DIRECTION:
Reproduce the listing below in its entirety. Change nothing.

* start *

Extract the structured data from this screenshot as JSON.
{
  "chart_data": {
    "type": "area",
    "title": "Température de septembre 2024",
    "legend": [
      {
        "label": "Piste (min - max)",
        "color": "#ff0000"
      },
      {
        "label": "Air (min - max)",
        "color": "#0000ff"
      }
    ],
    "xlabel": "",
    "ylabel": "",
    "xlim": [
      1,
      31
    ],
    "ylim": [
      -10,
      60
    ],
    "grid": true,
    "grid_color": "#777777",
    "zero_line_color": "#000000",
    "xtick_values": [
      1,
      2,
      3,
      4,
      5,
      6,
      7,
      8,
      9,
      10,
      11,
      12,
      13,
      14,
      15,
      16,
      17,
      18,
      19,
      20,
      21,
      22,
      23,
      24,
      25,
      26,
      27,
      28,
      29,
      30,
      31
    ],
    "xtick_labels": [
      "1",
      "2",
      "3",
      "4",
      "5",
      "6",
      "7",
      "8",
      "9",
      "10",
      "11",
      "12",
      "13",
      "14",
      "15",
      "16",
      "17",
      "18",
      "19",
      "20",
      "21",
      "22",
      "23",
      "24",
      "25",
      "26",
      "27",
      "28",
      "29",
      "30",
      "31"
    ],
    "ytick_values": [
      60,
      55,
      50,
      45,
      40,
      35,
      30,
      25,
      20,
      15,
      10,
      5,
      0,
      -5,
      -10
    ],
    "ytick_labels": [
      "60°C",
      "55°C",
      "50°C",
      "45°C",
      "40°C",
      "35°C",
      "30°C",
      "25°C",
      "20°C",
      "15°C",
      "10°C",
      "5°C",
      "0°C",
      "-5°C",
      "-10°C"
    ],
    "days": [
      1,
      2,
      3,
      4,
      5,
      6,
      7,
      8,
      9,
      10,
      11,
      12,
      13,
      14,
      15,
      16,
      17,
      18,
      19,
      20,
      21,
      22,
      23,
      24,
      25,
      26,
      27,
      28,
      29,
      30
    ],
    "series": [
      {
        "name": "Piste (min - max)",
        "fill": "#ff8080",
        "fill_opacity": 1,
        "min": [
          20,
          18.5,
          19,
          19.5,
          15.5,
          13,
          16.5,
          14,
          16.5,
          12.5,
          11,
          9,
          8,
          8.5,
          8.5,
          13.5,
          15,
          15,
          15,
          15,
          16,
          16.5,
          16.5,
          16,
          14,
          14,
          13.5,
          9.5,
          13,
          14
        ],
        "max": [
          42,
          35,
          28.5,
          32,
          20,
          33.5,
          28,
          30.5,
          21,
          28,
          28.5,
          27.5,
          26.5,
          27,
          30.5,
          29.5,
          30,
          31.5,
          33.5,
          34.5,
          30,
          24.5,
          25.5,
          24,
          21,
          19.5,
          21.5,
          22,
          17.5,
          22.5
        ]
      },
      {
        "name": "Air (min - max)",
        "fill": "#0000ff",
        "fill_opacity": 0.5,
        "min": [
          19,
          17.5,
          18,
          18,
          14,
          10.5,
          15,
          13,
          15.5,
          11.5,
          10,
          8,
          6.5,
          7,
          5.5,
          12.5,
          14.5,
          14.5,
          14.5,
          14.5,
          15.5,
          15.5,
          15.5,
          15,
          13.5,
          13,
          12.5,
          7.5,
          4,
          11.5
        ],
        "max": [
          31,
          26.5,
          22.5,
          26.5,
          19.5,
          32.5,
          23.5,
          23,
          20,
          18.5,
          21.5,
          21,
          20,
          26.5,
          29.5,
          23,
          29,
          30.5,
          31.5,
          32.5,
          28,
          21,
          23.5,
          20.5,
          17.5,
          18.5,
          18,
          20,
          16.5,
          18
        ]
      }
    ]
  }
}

* end *

FULL ANSWER:
Extract the structured data from this screenshot as JSON.
{
  "chart_data": {
    "type": "area",
    "title": "Température de septembre 2024",
    "legend": [
      {
        "label": "Piste (min - max)",
        "color": "#ff0000"
      },
      {
        "label": "Air (min - max)",
        "color": "#0000ff"
      }
    ],
    "xlabel": "",
    "ylabel": "",
    "xlim": [
      1,
      31
    ],
    "ylim": [
      -10,
      60
    ],
    "grid": true,
    "grid_color": "#777777",
    "zero_line_color": "#000000",
    "xtick_values": [
      1,
      2,
      3,
      4,
      5,
      6,
      7,
      8,
      9,
      10,
      11,
      12,
      13,
      14,
      15,
      16,
      17,
      18,
      19,
      20,
      21,
      22,
      23,
      24,
      25,
      26,
      27,
      28,
      29,
      30,
      31
    ],
    "xtick_labels": [
      "1",
      "2",
      "3",
      "4",
      "5",
      "6",
      "7",
      "8",
      "9",
      "10",
      "11",
      "12",
      "13",
      "14",
      "15",
      "16",
      "17",
      "18",
      "19",
      "20",
      "21",
      "22",
      "23",
      "24",
      "25",
      "26",
      "27",
      "28",
      "29",
      "30",
      "31"
    ],
    "ytick_values": [
      60,
      55,
      50,
      45,
      40,
      35,
      30,
      25,
      20,
      15,
      10,
      5,
      0,
      -5,
      -10
    ],
    "ytick_labels": [
      "60°C",
      "55°C",
      "50°C",
      "45°C",
      "40°C",
      "35°C",
      "30°C",
      "25°C",
      "20°C",
      "15°C",
      "10°C",
      "5°C",
      "0°C",
      "-5°C",
      "-10°C"
    ],
    "days": [
      1,
      2,
      3,
      4,
      5,
      6,
      7,
      8,
      9,
      10,
      11,
      12,
      13,
      14,
      15,
      16,
      17,
      18,
      19,
      20,
      21,
      22,
      23,
      24,
      25,
      26,
      27,
      28,
      29,
      30
    ],
    "series": [
      {
        "name": "Piste (min - max)",
        "fill": "#ff8080",
        "fill_opacity": 1,
        "min": [
          20,
          18.5,
          19,
          19.5,
          15.5,
          13,
          16.5,
          14,
          16.5,
          12.5,
          11,
          9,
          8,
          8.5,
          8.5,
          13.5,
          15,
          15,
          15,
          15,
          16,
          16.5,
          16.5,
          16,
          14,
          14,
          13.5,
          9.5,
          13,
          14
        ],
        "max": [
          42,
          35,
          28.5,
          32,
          20,
          33.5,
          28,
          30.5,
          21,
          28,
          28.5,
          27.5,
          26.5,
          27,
          30.5,
          29.5,
          30,
          31.5,
          33.5,
          34.5,
          30,
          24.5,
          25.5,
          24,
          21,
          19.5,
          21.5,
          22,
          17.5,
          22.5
        ]
      },
      {
        "name": "Air (min - max)",
        "fill": "#0000ff",
        "fill_opacity": 0.5,
        "min": [
          19,
          17.5,
          18,
          18,
          14,
          10.5,
          15,
          13,
          15.5,
          11.5,
          10,
          8,
          6.5,
          7,
          5.5,
          12.5,
          14.5,
          14.5,
          14.5,
          14.5,
          15.5,
          15.5,
          15.5,
          15,
          13.5,
          13,
          12.5,
          7.5,
          4,
          11.5
        ],
        "max": [
          31,
          26.5,
          22.5,
          26.5,
          19.5,
          32.5,
          23.5,
          23,
          20,
          18.5,
          21.5,
          21,
          20,
          26.5,
          29.5,
          23,
          29,
          30.5,
          31.5,
          32.5,
          28,
          21,
          23.5,
          20.5,
          17.5,
          18.5,
          18,
          20,
          16.5,
          18
        ]
      }
    ]
  }
}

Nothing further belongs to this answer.